──────── TEXT SEGMENT

2021 AAG John Brinckerhoff Jackson Prize
“A significant contribution to historical geographies of American places, the conclusions add an important element to our understanding of real places, Colorado, American cities, and the American West. The book is excellent.”
—Rex J. Rowley, Illinois State University
“A nicely compiled and highly enjoyable history of the Colorado Springs region.”
—The Denver Westerns Roundup
“Harner expertly describes how Colorado Springs’ history shaped its landscape and culture and answers the question of what makes this place unique. . . . A beautifully written, well-researched, and welcome addition to the literature on sense of place as well as urban history and the history of the American West.”
—Kansas History
Colorado Springs, Colorado, has long profited from Pikes Peak and built an urban infrastructure to sustain that relationship. In Profiting from the Peak, geographer John Harner surveys the events and socioeconomic conditions that formed the city, analyzing the built landscape to offer insight into the origins of its urban forms and spatial layout, focusing particularly on historic downtown architecture and public spaces. He examines the cultural values that have come to define the city, showing how military and other institutions, tourism, political and economic conditions, cultural movements, key individual actors, and administrative policies have created a singular urban personality.

────────────────
──────── STORED ROWS

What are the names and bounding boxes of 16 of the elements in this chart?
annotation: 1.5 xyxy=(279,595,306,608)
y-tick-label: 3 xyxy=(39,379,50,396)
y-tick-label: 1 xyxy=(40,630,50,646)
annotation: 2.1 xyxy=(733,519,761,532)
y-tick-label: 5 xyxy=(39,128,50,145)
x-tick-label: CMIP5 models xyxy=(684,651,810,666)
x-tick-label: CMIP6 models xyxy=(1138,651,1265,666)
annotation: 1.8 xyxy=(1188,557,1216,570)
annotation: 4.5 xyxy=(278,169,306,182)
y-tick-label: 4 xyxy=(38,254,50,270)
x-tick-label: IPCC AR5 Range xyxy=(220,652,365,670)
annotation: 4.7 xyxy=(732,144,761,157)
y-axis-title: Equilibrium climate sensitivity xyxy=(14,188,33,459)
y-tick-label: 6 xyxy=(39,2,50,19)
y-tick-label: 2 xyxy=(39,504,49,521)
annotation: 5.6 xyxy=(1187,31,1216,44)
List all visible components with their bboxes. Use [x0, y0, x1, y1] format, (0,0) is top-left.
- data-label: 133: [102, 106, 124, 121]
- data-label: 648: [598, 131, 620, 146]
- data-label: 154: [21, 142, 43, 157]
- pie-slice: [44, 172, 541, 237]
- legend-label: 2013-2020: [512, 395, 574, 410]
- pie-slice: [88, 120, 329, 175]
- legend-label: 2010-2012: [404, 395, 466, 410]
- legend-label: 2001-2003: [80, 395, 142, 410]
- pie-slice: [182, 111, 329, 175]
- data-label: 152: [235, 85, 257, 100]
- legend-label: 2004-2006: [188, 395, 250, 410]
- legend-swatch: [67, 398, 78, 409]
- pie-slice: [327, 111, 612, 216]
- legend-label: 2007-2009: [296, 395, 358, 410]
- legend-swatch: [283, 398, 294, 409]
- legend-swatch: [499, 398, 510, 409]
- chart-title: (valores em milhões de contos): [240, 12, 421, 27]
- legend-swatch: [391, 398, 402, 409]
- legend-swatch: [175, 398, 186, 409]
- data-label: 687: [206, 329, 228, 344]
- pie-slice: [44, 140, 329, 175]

────────────────

» EXERCISE INSTRUCTIONS: In the book description above, what factors does it say have created the city's singular urban personality? List each one.

» FINISHED TASK:
- military and other institutions
- tourism
- political and economic conditions
- cultural movements
- key individual actors
- administrative policies